_REQUIREMENT_
Find all lines in the records that include the word "gelernt", and copy them out.

_EXERCISE INPUTS_
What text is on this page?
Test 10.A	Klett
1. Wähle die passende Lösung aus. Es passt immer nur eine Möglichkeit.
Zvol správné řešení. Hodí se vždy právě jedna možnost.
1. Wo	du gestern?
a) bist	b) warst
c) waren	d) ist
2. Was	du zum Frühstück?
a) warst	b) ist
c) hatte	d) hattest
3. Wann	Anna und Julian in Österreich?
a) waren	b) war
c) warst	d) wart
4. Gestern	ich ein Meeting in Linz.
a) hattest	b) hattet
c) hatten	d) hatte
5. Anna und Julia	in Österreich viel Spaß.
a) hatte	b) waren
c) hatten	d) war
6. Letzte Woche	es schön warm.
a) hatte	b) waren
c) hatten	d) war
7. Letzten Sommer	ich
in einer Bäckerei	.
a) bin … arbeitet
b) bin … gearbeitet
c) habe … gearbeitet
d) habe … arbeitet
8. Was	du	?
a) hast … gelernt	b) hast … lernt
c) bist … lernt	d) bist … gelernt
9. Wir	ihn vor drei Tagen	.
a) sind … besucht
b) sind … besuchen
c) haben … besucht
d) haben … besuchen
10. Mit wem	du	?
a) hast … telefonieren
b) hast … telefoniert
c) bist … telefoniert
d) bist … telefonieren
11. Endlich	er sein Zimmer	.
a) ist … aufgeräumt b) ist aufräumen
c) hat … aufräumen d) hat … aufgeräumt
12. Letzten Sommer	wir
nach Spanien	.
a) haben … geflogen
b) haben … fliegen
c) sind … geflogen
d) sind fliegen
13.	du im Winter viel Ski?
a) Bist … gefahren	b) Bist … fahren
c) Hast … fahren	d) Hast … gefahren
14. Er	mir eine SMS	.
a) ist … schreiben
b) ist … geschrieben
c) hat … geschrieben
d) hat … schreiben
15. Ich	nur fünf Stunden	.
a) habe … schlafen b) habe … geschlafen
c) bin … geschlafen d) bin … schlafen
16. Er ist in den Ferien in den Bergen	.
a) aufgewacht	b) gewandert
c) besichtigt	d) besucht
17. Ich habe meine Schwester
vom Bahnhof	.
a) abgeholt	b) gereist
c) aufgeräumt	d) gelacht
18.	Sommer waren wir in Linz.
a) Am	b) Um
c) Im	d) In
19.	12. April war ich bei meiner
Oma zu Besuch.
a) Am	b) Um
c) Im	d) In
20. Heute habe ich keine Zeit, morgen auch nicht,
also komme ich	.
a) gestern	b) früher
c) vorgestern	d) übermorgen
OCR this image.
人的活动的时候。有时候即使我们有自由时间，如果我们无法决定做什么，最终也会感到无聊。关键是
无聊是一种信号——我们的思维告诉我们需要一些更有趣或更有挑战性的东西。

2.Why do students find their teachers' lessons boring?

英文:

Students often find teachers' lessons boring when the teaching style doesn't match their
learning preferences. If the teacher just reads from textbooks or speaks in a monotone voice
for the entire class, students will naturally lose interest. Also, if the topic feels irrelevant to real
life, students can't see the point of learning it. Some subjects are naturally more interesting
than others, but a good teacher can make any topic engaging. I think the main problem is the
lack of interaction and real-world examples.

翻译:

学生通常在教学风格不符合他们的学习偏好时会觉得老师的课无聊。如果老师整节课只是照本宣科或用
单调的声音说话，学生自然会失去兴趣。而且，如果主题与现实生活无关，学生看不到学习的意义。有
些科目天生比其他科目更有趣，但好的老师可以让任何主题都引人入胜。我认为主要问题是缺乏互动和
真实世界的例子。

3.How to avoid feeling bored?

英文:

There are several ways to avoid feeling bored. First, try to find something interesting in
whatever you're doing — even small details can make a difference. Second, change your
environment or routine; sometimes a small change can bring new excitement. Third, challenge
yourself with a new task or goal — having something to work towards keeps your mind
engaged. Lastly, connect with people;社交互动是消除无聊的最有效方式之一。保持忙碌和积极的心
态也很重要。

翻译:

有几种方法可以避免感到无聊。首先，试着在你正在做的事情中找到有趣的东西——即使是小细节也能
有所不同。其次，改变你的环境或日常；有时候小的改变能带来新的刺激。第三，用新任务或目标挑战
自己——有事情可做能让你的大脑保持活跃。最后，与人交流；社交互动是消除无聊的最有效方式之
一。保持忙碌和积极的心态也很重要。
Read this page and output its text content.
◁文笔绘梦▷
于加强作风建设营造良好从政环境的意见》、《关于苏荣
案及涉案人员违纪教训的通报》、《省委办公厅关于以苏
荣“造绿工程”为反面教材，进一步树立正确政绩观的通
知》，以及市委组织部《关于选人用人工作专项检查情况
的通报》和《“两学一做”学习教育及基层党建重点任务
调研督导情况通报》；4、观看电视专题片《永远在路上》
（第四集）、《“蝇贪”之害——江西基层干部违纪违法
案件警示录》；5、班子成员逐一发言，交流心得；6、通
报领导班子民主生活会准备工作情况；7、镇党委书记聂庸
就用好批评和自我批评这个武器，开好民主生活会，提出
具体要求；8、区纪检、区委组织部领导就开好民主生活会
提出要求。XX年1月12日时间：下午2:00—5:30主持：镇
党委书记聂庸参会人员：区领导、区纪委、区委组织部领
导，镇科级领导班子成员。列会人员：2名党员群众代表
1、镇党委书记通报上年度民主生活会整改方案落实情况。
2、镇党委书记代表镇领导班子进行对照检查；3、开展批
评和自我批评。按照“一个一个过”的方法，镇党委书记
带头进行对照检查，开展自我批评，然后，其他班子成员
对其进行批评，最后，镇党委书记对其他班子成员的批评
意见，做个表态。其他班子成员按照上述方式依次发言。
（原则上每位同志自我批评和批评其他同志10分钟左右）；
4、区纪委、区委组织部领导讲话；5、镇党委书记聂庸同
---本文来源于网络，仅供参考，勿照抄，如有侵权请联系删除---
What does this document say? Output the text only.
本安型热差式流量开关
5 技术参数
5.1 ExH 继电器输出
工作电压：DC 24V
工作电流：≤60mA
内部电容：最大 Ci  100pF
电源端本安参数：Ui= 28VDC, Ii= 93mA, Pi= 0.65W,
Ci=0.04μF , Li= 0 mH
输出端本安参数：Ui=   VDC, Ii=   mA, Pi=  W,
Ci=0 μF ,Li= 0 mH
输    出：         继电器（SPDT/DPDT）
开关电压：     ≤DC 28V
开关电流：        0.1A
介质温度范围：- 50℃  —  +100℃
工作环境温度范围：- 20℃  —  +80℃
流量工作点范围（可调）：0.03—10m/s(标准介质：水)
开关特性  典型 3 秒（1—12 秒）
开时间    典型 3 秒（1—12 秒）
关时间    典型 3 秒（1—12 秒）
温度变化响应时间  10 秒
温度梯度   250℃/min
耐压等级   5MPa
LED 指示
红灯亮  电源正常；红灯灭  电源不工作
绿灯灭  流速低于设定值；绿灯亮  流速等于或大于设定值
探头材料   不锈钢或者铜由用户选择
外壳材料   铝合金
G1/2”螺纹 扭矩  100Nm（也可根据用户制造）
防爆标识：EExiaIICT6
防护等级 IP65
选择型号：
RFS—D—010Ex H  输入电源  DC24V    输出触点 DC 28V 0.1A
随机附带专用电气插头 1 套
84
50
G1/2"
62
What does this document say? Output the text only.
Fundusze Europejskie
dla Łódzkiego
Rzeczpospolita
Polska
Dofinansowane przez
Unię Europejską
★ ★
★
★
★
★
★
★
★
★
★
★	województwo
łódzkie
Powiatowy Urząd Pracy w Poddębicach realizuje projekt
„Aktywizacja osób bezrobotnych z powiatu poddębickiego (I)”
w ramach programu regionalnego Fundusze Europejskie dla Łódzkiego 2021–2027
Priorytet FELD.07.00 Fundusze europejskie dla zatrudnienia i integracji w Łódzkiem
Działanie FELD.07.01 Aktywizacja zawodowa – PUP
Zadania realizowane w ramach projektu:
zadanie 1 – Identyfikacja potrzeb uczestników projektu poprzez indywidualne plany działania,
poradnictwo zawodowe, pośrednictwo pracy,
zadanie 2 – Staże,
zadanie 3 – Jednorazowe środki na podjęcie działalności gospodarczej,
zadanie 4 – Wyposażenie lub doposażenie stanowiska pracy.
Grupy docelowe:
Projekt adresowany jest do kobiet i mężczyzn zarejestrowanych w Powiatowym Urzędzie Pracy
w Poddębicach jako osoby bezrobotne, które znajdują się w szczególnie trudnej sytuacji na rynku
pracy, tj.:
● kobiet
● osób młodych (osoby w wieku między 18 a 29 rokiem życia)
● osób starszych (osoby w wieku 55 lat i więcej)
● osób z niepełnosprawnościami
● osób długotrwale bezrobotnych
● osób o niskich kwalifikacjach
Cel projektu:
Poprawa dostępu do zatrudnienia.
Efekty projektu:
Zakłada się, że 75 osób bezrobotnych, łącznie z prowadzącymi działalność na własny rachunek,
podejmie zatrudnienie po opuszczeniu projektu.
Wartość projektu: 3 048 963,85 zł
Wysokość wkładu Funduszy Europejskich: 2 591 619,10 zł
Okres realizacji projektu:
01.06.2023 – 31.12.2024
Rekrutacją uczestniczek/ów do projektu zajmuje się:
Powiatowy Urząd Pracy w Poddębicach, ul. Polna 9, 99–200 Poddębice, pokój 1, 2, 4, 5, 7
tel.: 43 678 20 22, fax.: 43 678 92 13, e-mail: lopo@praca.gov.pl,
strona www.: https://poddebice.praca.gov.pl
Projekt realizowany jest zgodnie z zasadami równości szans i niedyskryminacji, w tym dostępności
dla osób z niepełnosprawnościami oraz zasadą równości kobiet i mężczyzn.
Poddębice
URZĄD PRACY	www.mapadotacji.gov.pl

_TASK SOLUTION_
a) hast … gelernt	b) hast … lernt
c) bist … lernt	d) bist … gelernt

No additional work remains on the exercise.